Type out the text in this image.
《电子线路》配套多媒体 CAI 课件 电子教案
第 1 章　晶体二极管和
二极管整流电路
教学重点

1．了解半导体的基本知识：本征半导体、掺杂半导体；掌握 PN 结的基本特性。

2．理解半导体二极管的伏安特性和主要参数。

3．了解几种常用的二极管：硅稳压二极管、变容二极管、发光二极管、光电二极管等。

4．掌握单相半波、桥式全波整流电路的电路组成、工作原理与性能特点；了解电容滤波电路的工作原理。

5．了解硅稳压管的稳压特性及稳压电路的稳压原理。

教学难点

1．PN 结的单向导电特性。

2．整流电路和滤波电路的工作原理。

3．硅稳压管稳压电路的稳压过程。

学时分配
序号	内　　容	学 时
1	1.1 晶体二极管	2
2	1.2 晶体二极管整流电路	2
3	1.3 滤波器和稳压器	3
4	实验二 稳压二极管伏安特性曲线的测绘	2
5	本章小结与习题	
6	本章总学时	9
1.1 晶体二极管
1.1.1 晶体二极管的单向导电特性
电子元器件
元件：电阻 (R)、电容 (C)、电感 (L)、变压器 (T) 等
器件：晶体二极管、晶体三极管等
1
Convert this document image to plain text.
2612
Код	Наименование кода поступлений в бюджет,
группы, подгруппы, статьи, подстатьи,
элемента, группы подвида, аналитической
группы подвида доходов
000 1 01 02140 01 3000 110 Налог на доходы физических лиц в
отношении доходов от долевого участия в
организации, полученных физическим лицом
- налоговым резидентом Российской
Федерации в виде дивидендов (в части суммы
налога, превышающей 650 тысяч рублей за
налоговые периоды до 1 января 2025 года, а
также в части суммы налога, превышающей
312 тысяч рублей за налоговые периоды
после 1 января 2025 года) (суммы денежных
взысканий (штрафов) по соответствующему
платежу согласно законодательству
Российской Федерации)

Problem:
Review the preceding data and report every line that includes the string "рублей".

Written answer:
налога, превышающей 650 тысяч рублей за
312 тысяч рублей за налоговые периоды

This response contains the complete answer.